### Given problem:
Retype the lines of the items that begin with the line containing "- facebook-icon[interactable]: f: [865, 1192, 893, 1220]" and end with the line containing "- post-thumbnail: [385, 945, 440, 1000]", both included.

— start Provided records —

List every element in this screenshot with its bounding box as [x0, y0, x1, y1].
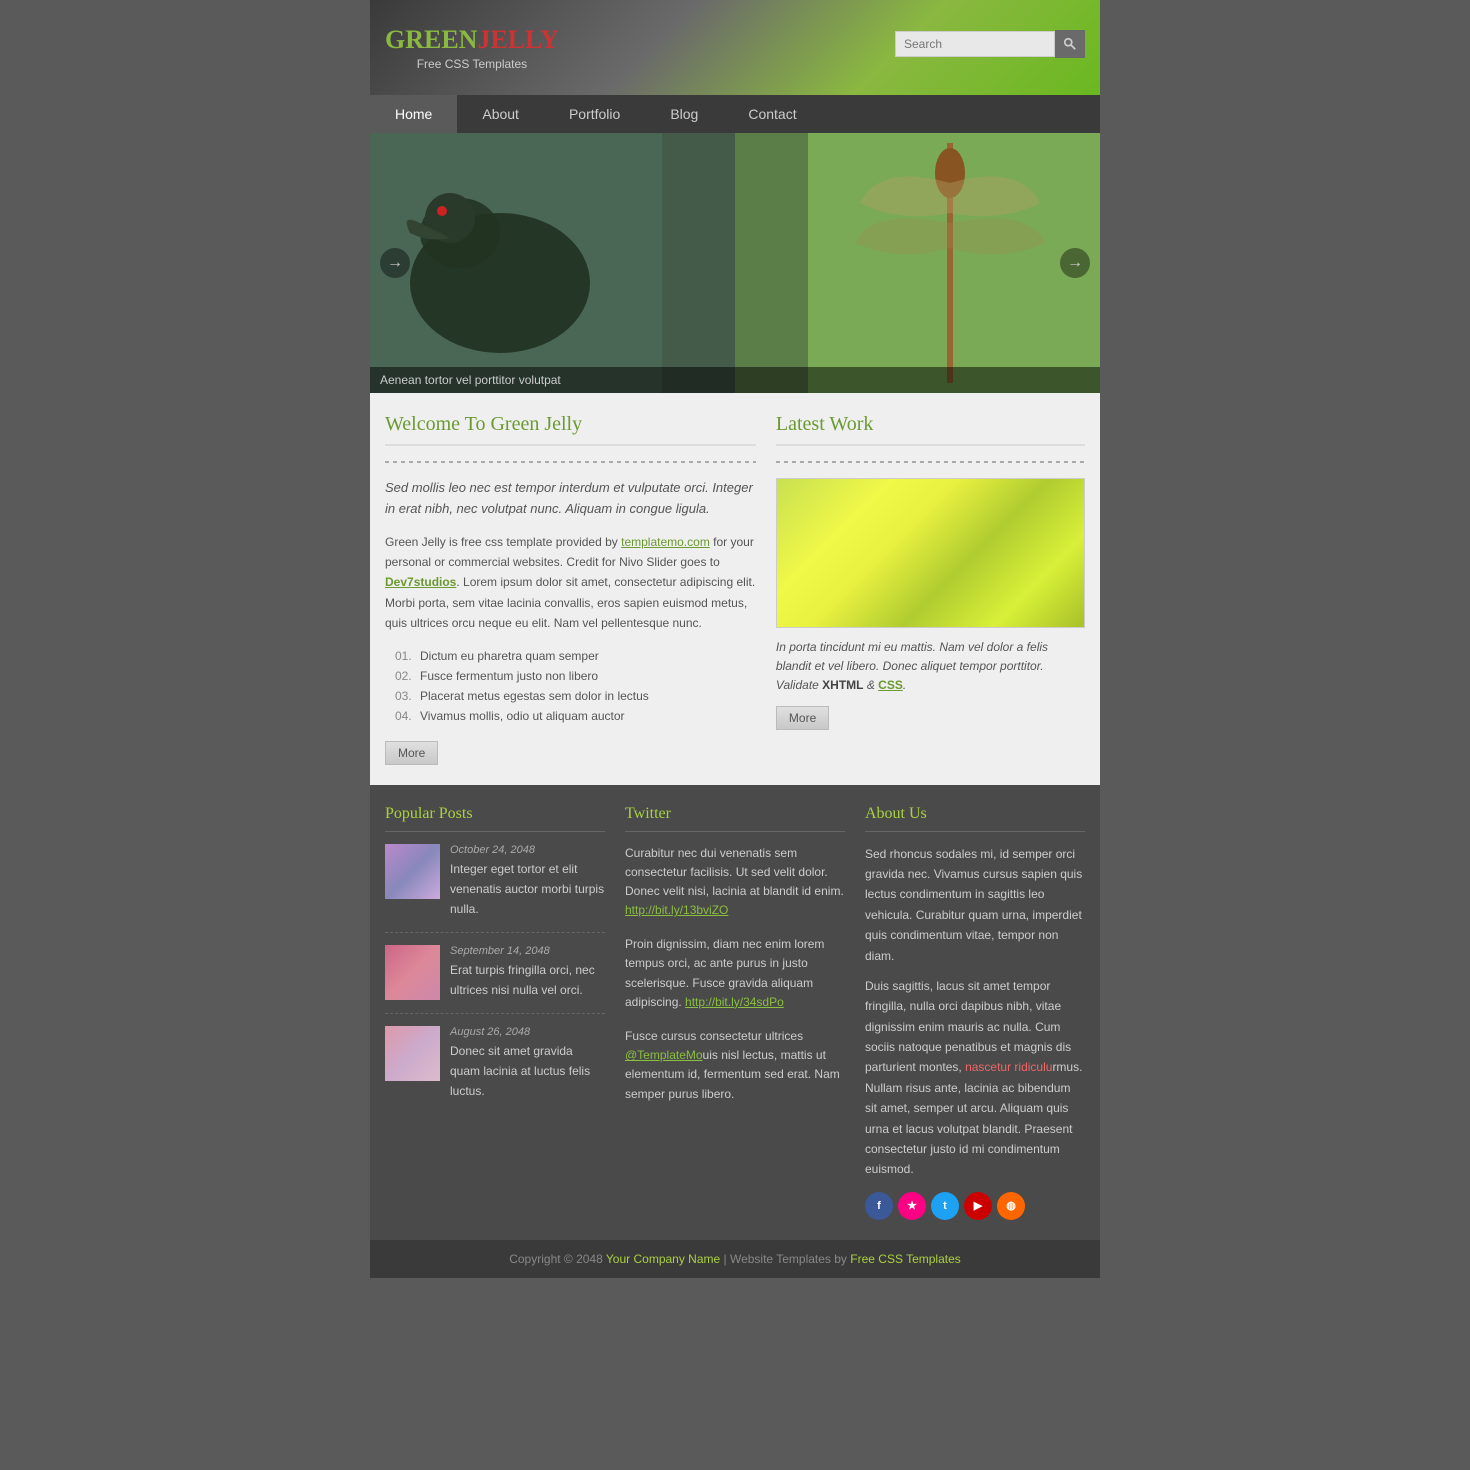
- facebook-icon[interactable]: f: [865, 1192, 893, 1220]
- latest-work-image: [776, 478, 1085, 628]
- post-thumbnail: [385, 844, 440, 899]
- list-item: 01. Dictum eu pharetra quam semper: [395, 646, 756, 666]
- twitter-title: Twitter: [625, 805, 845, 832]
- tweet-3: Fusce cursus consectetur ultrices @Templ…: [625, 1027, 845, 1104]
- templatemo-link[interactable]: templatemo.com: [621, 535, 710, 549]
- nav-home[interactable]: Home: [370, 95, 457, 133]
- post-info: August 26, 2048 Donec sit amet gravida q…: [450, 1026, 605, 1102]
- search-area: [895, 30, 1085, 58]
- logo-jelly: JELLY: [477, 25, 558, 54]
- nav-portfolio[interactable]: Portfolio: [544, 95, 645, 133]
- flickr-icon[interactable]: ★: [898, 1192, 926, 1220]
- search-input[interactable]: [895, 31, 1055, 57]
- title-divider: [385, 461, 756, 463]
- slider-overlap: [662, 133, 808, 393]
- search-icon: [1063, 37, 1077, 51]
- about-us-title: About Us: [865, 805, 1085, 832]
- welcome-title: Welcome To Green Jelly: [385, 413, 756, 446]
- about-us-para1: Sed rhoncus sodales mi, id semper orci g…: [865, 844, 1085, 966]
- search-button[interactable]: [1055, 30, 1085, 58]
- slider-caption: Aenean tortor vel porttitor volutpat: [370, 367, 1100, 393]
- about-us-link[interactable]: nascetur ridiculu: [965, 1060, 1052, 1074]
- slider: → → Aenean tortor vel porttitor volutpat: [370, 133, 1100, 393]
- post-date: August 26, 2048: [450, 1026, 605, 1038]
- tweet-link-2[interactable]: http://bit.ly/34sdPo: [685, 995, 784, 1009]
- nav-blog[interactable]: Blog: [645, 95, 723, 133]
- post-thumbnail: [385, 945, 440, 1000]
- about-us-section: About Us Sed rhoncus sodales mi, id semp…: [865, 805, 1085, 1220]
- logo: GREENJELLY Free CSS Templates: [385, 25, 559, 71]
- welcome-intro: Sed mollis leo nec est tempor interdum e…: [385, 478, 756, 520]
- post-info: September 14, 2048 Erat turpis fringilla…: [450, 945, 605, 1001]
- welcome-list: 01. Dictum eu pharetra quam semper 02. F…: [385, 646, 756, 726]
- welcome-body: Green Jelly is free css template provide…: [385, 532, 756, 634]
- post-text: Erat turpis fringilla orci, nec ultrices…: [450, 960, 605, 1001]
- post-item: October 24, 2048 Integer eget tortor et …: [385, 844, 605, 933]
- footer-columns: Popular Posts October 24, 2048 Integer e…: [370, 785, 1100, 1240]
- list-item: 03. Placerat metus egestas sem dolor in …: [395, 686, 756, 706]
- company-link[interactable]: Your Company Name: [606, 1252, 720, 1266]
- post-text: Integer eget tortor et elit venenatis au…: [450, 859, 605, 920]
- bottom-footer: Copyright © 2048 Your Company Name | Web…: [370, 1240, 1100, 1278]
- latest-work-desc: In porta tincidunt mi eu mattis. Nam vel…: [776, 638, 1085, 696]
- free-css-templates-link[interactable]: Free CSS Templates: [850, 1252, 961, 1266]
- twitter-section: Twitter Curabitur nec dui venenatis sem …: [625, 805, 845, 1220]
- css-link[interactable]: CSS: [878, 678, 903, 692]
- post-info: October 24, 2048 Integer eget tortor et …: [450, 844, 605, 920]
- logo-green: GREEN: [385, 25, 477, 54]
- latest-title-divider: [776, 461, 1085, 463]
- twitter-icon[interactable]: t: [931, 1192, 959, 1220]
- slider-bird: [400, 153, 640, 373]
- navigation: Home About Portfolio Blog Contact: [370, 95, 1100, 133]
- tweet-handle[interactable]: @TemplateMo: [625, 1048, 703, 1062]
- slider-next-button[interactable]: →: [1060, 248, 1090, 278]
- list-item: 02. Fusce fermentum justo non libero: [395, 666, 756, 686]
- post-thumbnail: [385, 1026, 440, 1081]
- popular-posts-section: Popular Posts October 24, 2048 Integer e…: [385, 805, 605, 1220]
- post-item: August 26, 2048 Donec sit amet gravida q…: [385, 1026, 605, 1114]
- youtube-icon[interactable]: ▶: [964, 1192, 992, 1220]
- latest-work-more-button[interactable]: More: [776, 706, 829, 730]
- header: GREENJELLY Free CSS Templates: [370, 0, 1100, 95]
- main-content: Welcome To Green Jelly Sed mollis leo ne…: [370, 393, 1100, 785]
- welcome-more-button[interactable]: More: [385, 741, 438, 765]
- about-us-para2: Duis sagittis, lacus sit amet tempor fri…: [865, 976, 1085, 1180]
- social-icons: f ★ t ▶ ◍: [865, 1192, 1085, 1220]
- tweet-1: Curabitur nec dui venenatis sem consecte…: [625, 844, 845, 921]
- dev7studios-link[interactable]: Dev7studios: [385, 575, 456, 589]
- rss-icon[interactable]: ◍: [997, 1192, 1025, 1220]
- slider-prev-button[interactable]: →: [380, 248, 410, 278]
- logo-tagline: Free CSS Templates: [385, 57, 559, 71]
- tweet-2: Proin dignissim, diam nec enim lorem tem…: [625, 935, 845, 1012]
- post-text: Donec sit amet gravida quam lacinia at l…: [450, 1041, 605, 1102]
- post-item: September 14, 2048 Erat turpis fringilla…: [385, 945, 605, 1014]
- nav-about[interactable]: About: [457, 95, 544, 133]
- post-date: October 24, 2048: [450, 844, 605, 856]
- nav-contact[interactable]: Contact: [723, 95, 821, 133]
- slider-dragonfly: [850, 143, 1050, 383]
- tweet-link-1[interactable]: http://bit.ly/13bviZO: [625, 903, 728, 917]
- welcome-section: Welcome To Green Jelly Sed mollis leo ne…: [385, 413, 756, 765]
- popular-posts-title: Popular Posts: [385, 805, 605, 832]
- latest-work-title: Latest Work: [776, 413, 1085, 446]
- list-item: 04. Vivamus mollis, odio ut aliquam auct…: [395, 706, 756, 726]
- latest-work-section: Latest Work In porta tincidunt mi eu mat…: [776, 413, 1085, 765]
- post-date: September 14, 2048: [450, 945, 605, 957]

— end Provided records —

### Problem solution:
- facebook-icon[interactable]: f: [865, 1192, 893, 1220]
- latest-work-image: [776, 478, 1085, 628]
- post-thumbnail: [385, 844, 440, 899]
- list-item: 01. Dictum eu pharetra quam semper: [395, 646, 756, 666]
- twitter-title: Twitter: [625, 805, 845, 832]
- tweet-3: Fusce cursus consectetur ultrices @Templ…: [625, 1027, 845, 1104]
- templatemo-link[interactable]: templatemo.com: [621, 535, 710, 549]
- nav-home[interactable]: Home: [370, 95, 457, 133]
- post-info: August 26, 2048 Donec sit amet gravida q…: [450, 1026, 605, 1102]
- search-area: [895, 30, 1085, 58]
- logo-jelly: JELLY: [477, 25, 558, 54]
- nav-portfolio[interactable]: Portfolio: [544, 95, 645, 133]
- flickr-icon[interactable]: ★: [898, 1192, 926, 1220]
- search-input[interactable]: [895, 31, 1055, 57]
- title-divider: [385, 461, 756, 463]
- slider-overlap: [662, 133, 808, 393]
- search-icon: [1063, 37, 1077, 51]
- about-us-title: About Us: [865, 805, 1085, 832]
- welcome-title: Welcome To Green Jelly: [385, 413, 756, 446]
- about-us-para1: Sed rhoncus sodales mi, id semper orci g…: [865, 844, 1085, 966]
- search-button[interactable]: [1055, 30, 1085, 58]
- slider-caption: Aenean tortor vel porttitor volutpat: [370, 367, 1100, 393]
- about-us-link[interactable]: nascetur ridiculu: [965, 1060, 1052, 1074]
- slider: → → Aenean tortor vel porttitor volutpat: [370, 133, 1100, 393]
- post-date: August 26, 2048: [450, 1026, 605, 1038]
- tweet-link-2[interactable]: http://bit.ly/34sdPo: [685, 995, 784, 1009]
- nav-blog[interactable]: Blog: [645, 95, 723, 133]
- post-thumbnail: [385, 945, 440, 1000]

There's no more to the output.